Skip every picture and transcribe the remaining material exactly.
=== Stored records ===
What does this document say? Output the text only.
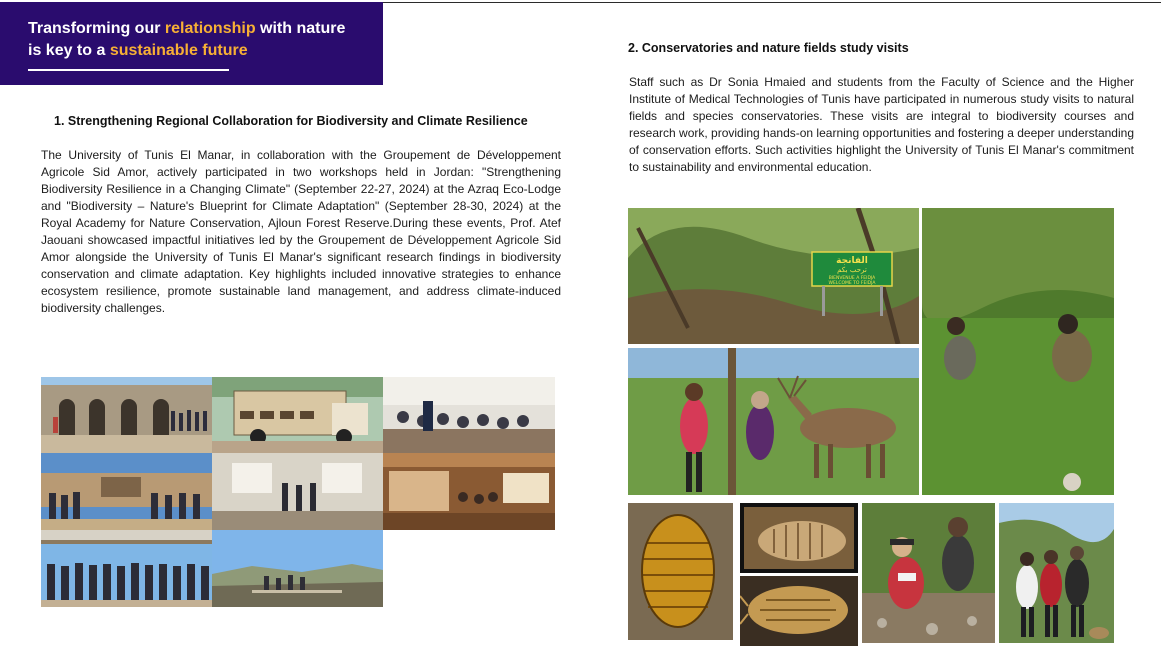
Transforming our relationship with nature
is key to a sustainable future
1. Strengthening Regional Collaboration for Biodiversity and Climate Resilience
The University of Tunis El Manar, in collaboration with the Groupement de Développement Agricole Sid Amor, actively participated in two workshops held in Jordan: "Strengthening Biodiversity Resilience in a Changing Climate" (September 22-27, 2024) at the Azraq Eco-Lodge and "Biodiversity – Nature's Blueprint for Climate Adaptation" (September 28-30, 2024) at the Royal Academy for Nature Conservation, Ajloun Forest Reserve.During these events, Prof. Atef Jaouani showcased impactful initiatives led by the Groupement de Développement Agricole Sid Amor alongside the University of Tunis El Manar's significant research findings in biodiversity conservation and climate adaptation. Key highlights included innovative strategies to enhance ecosystem resilience, promote sustainable land management, and address climate-induced biodiversity challenges.
2. Conservatories and nature fields study visits
Staff such as Dr Sonia Hmaied and students from the Faculty of Science and the Higher Institute of Medical Technologies of Tunis have participated in numerous study visits to natural fields and species conservatories. These visits are integral to biodiversity courses and research work, providing hands-on learning opportunities and fostering a deeper understanding of conservation efforts. Such activities highlight the University of Tunis El Manar's commitment to sustainability and environmental education.
الفانجة
ترحب بكم
BIENVENUE A FEIDJA
WELCOME TO FEIDJA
===
### Output of the task
What does this document say? Output the text only.
Transforming our relationship with nature
is key to a sustainable future
1. Strengthening Regional Collaboration for Biodiversity and Climate Resilience
The University of Tunis El Manar, in collaboration with the Groupement de Développement Agricole Sid Amor, actively participated in two workshops held in Jordan: "Strengthening Biodiversity Resilience in a Changing Climate" (September 22-27, 2024) at the Azraq Eco-Lodge and "Biodiversity – Nature's Blueprint for Climate Adaptation" (September 28-30, 2024) at the Royal Academy for Nature Conservation, Ajloun Forest Reserve.During these events, Prof. Atef Jaouani showcased impactful initiatives led by the Groupement de Développement Agricole Sid Amor alongside the University of Tunis El Manar's significant research findings in biodiversity conservation and climate adaptation. Key highlights included innovative strategies to enhance ecosystem resilience, promote sustainable land management, and address climate-induced biodiversity challenges.
2. Conservatories and nature fields study visits
Staff such as Dr Sonia Hmaied and students from the Faculty of Science and the Higher Institute of Medical Technologies of Tunis have participated in numerous study visits to natural fields and species conservatories. These visits are integral to biodiversity courses and research work, providing hands-on learning opportunities and fostering a deeper understanding of conservation efforts. Such activities highlight the University of Tunis El Manar's commitment to sustainability and environmental education.
الفانجة
ترحب بكم
BIENVENUE A FEIDJA
WELCOME TO FEIDJA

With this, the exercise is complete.